* **Exercise**
State the number of lines in these records that include the word "content", and add nothing to it.

* **Record set**
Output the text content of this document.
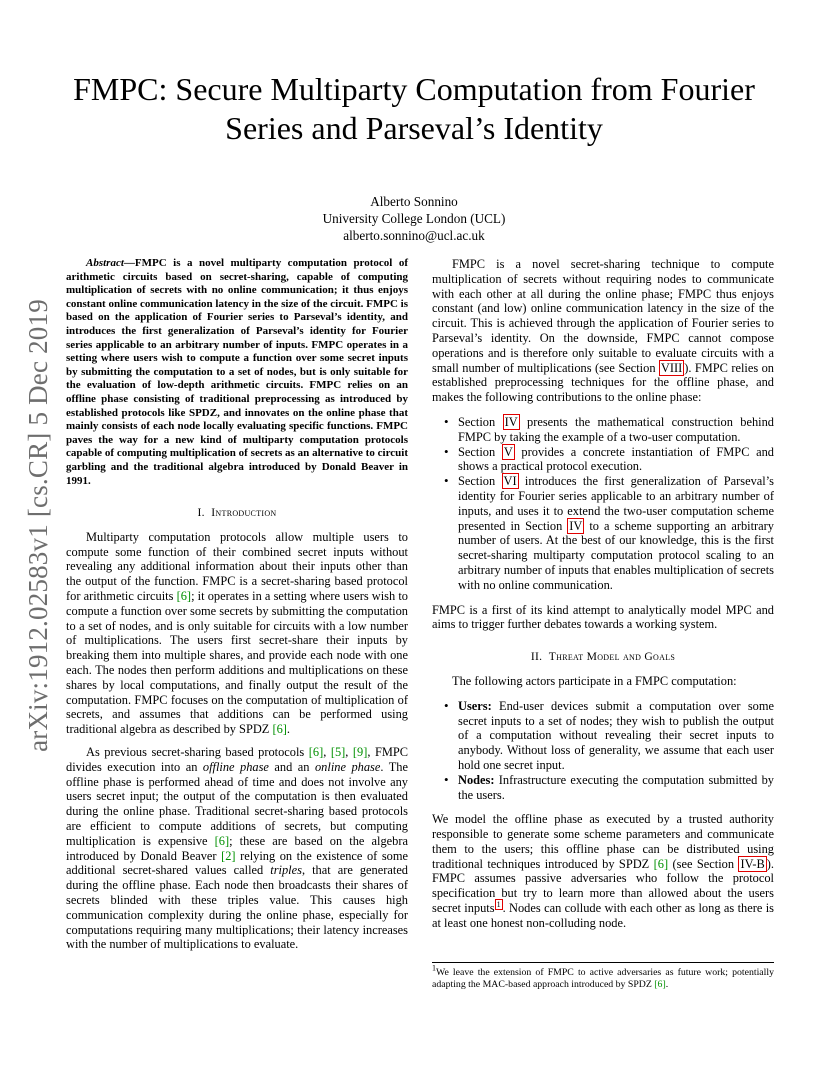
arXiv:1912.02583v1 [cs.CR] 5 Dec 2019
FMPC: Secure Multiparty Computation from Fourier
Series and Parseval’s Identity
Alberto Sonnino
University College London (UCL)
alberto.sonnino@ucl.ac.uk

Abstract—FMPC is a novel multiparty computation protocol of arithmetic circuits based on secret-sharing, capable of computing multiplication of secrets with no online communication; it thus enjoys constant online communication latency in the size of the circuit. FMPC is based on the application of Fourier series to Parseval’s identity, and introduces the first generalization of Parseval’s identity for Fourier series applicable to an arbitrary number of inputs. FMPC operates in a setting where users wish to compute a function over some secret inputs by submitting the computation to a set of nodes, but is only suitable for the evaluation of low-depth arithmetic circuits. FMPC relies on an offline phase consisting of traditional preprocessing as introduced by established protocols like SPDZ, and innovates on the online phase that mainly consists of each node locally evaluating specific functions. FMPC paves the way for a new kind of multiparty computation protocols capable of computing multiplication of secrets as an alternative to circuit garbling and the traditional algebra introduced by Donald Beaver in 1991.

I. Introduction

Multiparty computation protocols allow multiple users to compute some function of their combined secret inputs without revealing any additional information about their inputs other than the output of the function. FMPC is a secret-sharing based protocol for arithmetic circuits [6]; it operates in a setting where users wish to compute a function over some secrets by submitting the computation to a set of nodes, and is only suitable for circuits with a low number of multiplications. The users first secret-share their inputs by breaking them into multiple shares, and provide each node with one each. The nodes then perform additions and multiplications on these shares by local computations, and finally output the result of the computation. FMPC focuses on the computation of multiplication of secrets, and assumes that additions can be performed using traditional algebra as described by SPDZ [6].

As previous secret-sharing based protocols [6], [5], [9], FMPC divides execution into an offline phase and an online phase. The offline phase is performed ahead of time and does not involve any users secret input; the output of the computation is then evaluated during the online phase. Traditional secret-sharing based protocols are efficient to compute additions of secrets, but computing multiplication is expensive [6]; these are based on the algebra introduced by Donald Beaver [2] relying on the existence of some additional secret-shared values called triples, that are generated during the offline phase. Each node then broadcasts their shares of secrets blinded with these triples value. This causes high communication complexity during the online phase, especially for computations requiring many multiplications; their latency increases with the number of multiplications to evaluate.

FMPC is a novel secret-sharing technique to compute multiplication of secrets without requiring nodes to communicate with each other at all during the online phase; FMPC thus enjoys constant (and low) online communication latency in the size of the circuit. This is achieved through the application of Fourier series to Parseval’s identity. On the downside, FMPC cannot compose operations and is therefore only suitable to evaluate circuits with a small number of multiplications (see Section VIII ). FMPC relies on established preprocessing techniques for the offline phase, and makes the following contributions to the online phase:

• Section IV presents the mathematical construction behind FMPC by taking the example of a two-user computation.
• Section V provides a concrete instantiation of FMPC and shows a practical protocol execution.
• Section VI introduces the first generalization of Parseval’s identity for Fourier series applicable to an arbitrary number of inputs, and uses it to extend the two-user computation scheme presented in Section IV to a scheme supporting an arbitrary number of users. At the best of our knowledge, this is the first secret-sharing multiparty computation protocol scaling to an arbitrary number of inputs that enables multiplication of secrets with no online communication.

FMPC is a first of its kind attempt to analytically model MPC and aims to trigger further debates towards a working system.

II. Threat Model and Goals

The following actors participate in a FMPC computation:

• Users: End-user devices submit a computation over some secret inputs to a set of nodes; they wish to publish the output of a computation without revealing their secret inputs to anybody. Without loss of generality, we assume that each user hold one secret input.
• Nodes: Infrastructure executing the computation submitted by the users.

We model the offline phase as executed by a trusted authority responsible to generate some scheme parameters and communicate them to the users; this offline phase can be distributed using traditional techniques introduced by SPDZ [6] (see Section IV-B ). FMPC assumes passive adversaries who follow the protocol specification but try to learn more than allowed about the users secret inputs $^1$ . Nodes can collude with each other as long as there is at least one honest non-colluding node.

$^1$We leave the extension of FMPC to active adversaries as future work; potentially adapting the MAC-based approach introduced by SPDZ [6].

==

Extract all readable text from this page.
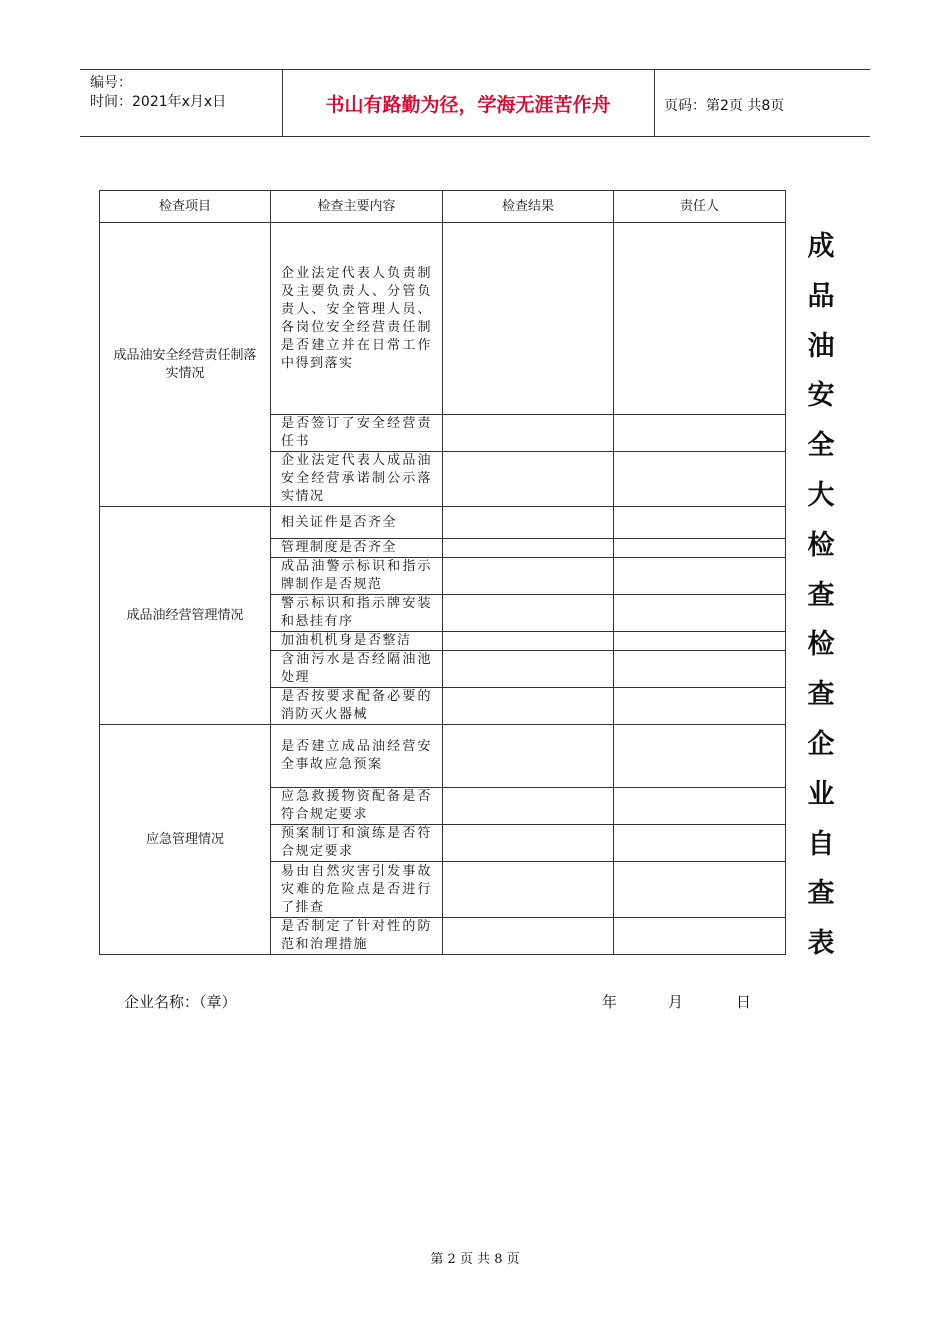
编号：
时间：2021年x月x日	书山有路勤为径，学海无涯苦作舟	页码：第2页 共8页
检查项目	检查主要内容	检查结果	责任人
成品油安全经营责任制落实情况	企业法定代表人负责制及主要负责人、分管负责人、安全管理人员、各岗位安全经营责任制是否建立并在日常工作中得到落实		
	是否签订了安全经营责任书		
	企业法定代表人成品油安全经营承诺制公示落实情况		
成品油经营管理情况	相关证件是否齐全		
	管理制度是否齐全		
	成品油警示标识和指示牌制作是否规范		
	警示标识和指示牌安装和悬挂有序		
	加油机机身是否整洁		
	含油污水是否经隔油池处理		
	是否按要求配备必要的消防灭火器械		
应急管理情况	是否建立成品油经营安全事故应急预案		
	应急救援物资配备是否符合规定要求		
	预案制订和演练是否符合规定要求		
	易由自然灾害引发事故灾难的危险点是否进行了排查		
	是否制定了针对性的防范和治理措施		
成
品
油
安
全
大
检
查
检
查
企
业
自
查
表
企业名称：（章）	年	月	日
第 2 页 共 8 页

--

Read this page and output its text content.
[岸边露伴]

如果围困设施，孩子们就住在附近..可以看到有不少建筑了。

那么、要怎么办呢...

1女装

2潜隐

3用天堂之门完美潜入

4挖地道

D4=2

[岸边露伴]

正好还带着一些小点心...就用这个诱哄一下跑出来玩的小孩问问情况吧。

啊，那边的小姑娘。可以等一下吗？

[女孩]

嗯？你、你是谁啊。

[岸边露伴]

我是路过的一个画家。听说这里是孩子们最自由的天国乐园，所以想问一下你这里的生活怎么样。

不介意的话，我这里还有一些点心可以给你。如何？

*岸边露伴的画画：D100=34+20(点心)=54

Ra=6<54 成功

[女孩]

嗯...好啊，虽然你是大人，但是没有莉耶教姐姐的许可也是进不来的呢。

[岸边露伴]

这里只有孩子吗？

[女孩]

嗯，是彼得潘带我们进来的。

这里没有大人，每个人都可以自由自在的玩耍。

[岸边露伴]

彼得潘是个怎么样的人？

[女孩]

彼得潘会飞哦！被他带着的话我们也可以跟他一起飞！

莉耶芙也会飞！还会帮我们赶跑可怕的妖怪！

* **Answer below**
2